INFORMATION GIVEN:
◇ ◇ ◇

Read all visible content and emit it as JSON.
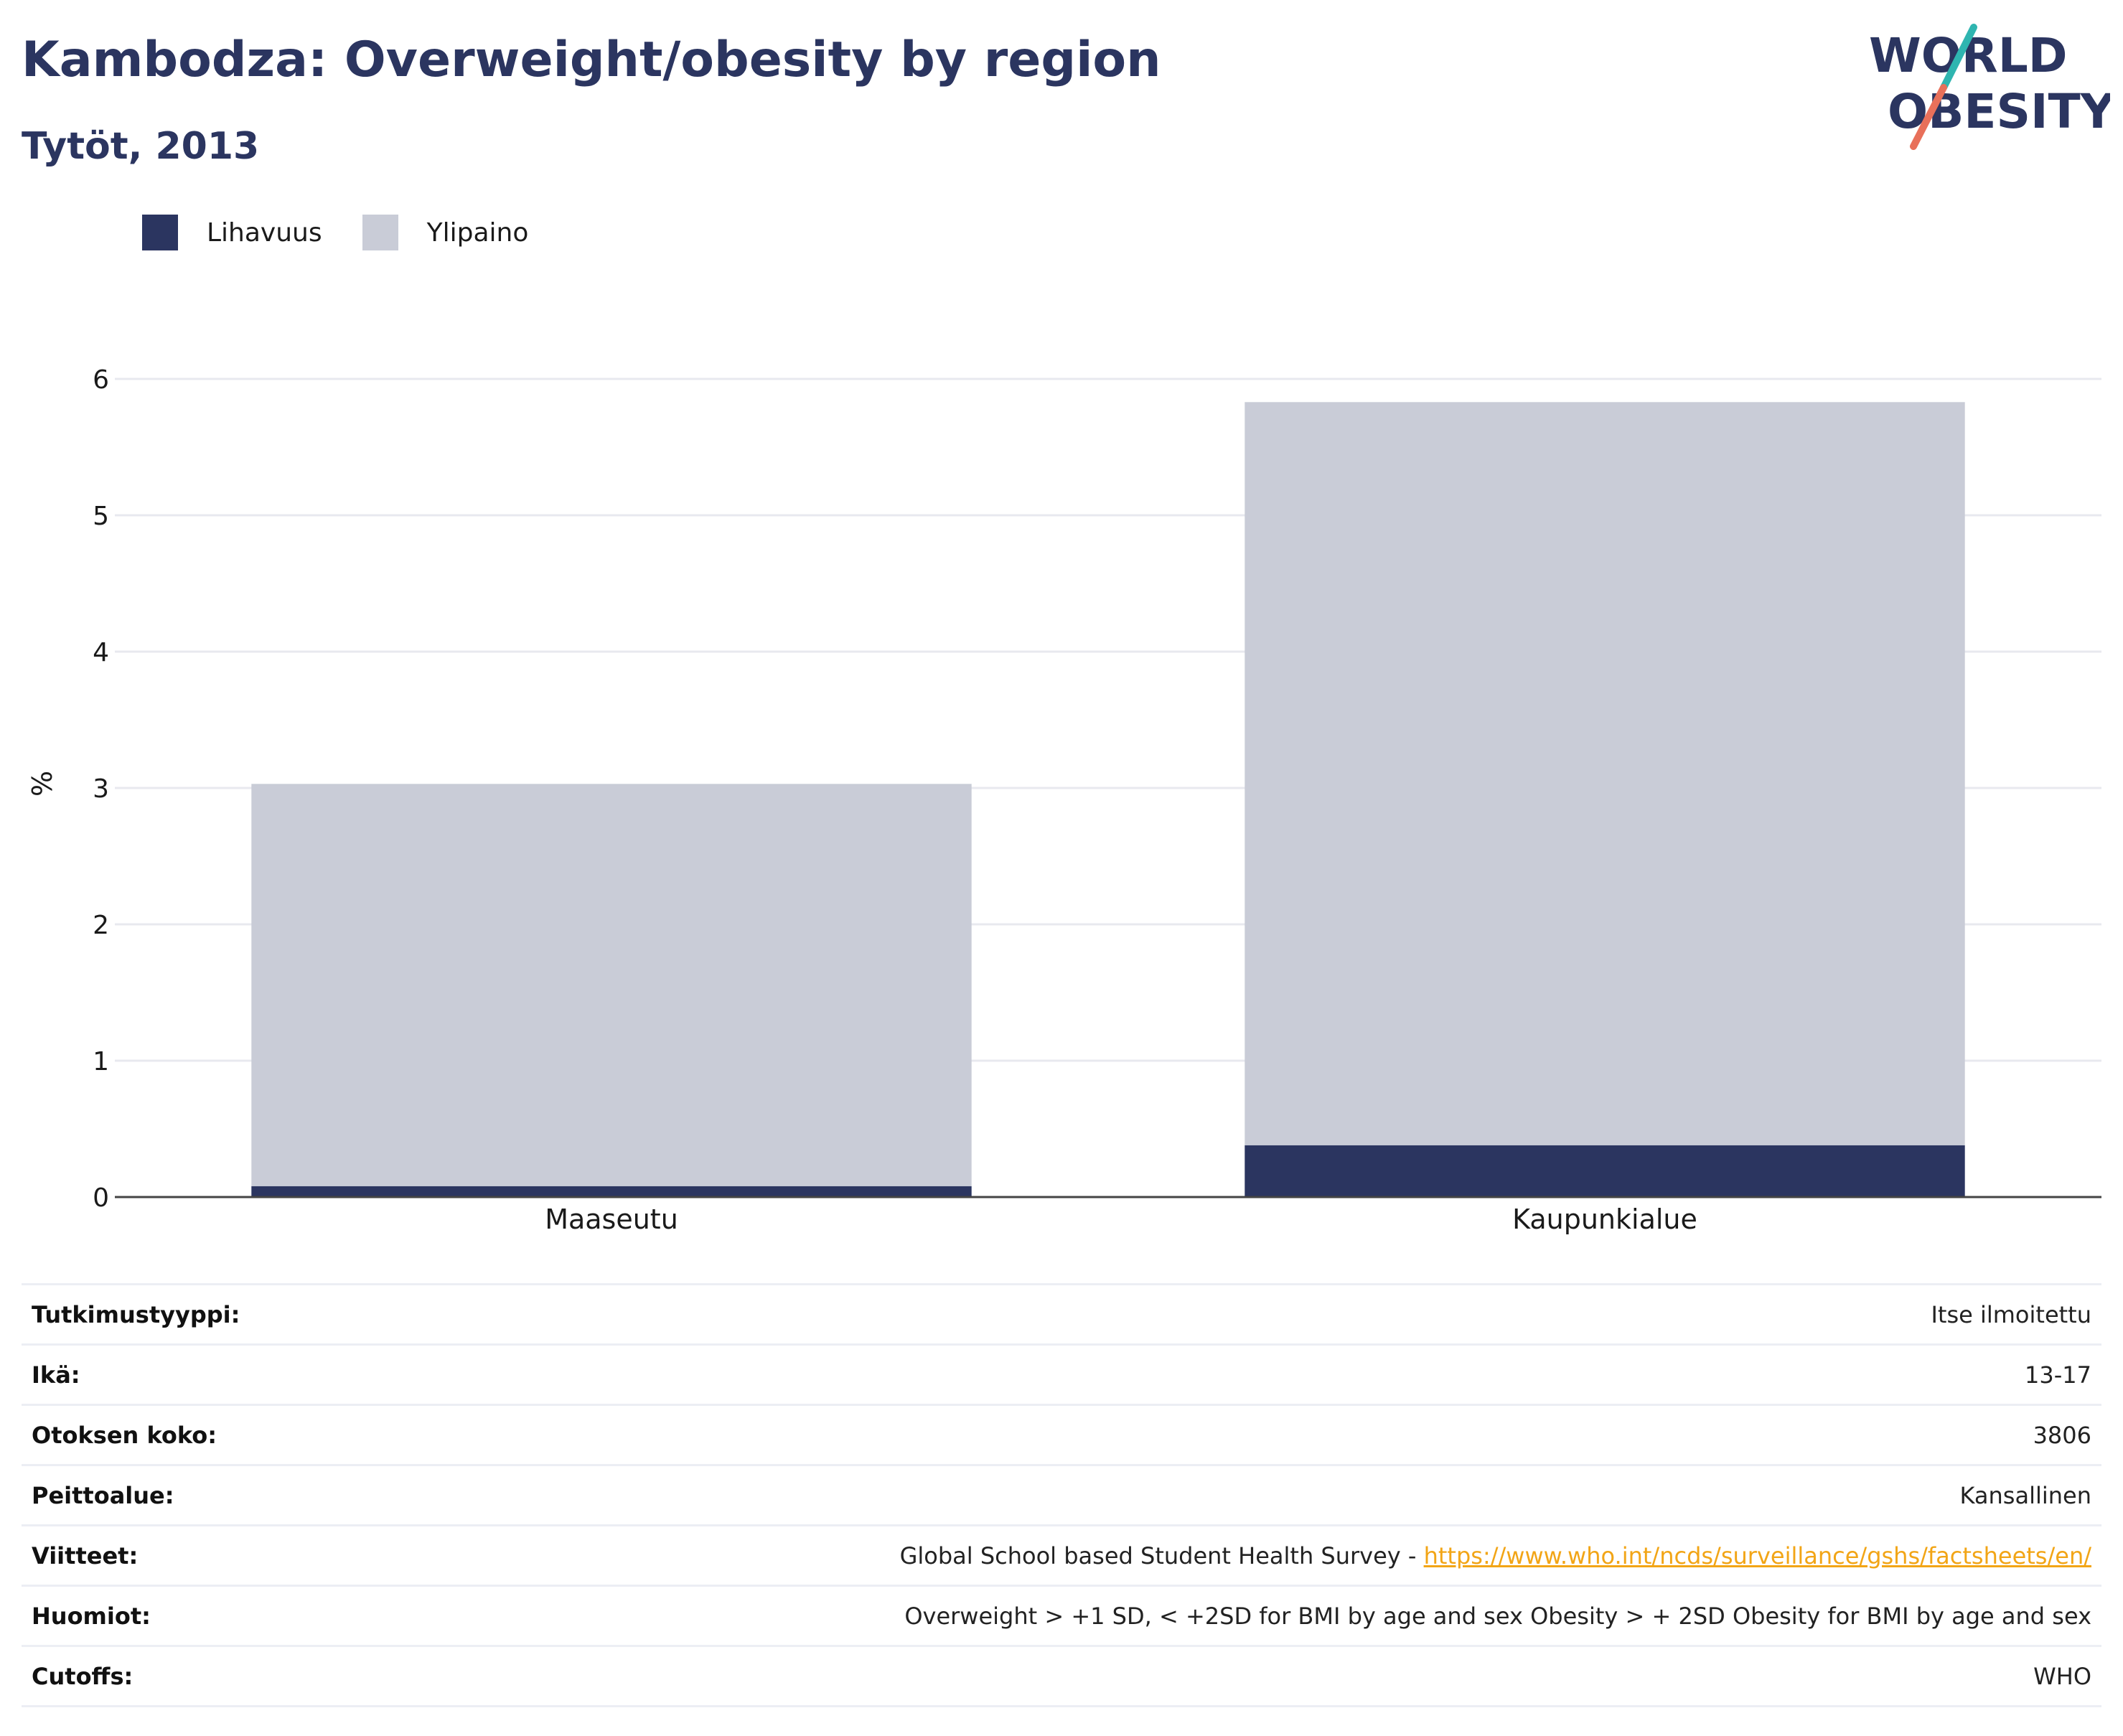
{
  "header": {
    "title": "Kambodza: Overweight/obesity by region",
    "subtitle": "Tytöt, 2013"
  },
  "logo": {
    "line1": "WORLD",
    "line2": "OBESITY"
  },
  "legend": [
    {
      "label": "Lihavuus",
      "color": "#2b3560"
    },
    {
      "label": "Ylipaino",
      "color": "#c9ccd7"
    }
  ],
  "chart_data": {
    "type": "bar",
    "stacked": true,
    "categories": [
      "Maaseutu",
      "Kaupunkialue"
    ],
    "series": [
      {
        "name": "Lihavuus",
        "values": [
          0.08,
          0.38
        ],
        "color": "#2b3560"
      },
      {
        "name": "Ylipaino",
        "values": [
          2.95,
          5.45
        ],
        "color": "#c9ccd7"
      }
    ],
    "ylabel": "%",
    "ylim": [
      0,
      6
    ],
    "yticks": [
      "0",
      "1",
      "2",
      "3",
      "4",
      "5",
      "6"
    ],
    "grid": true,
    "legend_position": "top-left"
  },
  "meta": [
    {
      "key": "Tutkimustyyppi:",
      "value": "Itse ilmoitettu"
    },
    {
      "key": "Ikä:",
      "value": "13-17"
    },
    {
      "key": "Otoksen koko:",
      "value": "3806"
    },
    {
      "key": "Peittoalue:",
      "value": "Kansallinen"
    },
    {
      "key": "Viitteet:",
      "value": "Global School based Student Health Survey - ",
      "link": "https://www.who.int/ncds/surveillance/gshs/factsheets/en/"
    },
    {
      "key": "Huomiot:",
      "value": "Overweight > +1 SD, < +2SD for BMI by age and sex Obesity > + 2SD Obesity for BMI by age and sex"
    },
    {
      "key": "Cutoffs:",
      "value": "WHO"
    }
  ]
}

◇ ◇ ◇

Go through the entries above and pull out each line with "color" in it.

SOLUTION:
      "color": "#2b3560"
      "color": "#c9ccd7"
        "color": "#2b3560"
        "color": "#c9ccd7"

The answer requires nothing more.